WHAT TO WORK ON: Do not carry the pictures over; copy every other part of the entries exactly.

ENTRIES PROVIDED:
◆ ◆ ◆ ◆ ◆ ◆ ◆

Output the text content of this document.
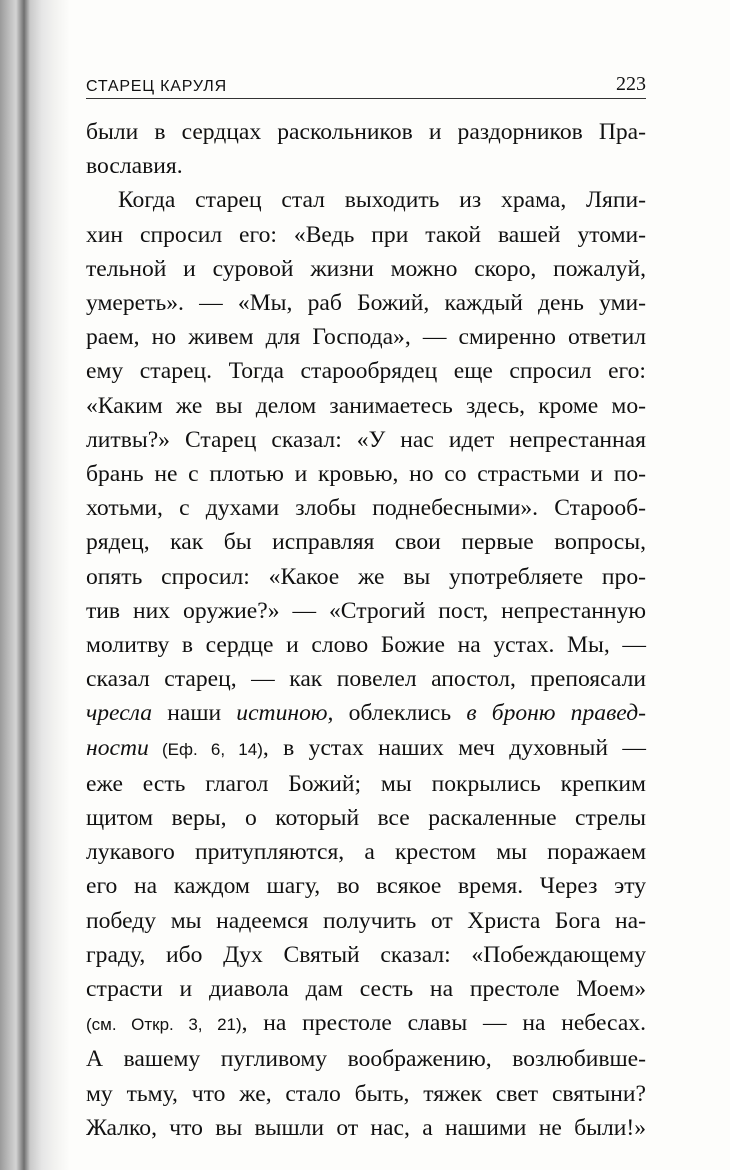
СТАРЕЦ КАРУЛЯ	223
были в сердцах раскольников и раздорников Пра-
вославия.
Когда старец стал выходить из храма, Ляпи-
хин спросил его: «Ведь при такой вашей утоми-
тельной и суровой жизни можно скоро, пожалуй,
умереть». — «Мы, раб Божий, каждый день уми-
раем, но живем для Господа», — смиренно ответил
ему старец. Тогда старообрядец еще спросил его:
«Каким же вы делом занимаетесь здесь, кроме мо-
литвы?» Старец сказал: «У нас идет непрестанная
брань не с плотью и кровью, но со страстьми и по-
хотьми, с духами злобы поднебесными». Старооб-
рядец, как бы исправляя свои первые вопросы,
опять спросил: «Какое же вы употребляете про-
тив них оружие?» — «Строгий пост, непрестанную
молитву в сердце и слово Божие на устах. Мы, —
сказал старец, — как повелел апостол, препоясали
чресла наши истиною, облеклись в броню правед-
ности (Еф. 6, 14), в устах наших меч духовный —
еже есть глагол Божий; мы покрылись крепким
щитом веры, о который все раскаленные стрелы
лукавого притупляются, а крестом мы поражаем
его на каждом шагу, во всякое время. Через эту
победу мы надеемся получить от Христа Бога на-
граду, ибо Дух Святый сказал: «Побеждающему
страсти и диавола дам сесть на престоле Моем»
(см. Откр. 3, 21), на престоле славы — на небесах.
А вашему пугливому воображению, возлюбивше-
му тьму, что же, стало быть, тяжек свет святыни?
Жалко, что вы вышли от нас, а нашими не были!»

◆ ◆ ◆ ◆ ◆ ◆ ◆

CORRECT OUTPUT:
Output the text content of this document.
СТАРЕЦ КАРУЛЯ	223
были в сердцах раскольников и раздорников Пра-
вославия.
Когда старец стал выходить из храма, Ляпи-
хин спросил его: «Ведь при такой вашей утоми-
тельной и суровой жизни можно скоро, пожалуй,
умереть». — «Мы, раб Божий, каждый день уми-
раем, но живем для Господа», — смиренно ответил
ему старец. Тогда старообрядец еще спросил его:
«Каким же вы делом занимаетесь здесь, кроме мо-
литвы?» Старец сказал: «У нас идет непрестанная
брань не с плотью и кровью, но со страстьми и по-
хотьми, с духами злобы поднебесными». Старооб-
рядец, как бы исправляя свои первые вопросы,
опять спросил: «Какое же вы употребляете про-
тив них оружие?» — «Строгий пост, непрестанную
молитву в сердце и слово Божие на устах. Мы, —
сказал старец, — как повелел апостол, препоясали
чресла наши истиною, облеклись в броню правед-
ности (Еф. 6, 14), в устах наших меч духовный —
еже есть глагол Божий; мы покрылись крепким
щитом веры, о который все раскаленные стрелы
лукавого притупляются, а крестом мы поражаем
его на каждом шагу, во всякое время. Через эту
победу мы надеемся получить от Христа Бога на-
граду, ибо Дух Святый сказал: «Побеждающему
страсти и диавола дам сесть на престоле Моем»
(см. Откр. 3, 21), на престоле славы — на небесах.
А вашему пугливому воображению, возлюбивше-
му тьму, что же, стало быть, тяжек свет святыни?
Жалко, что вы вышли от нас, а нашими не были!»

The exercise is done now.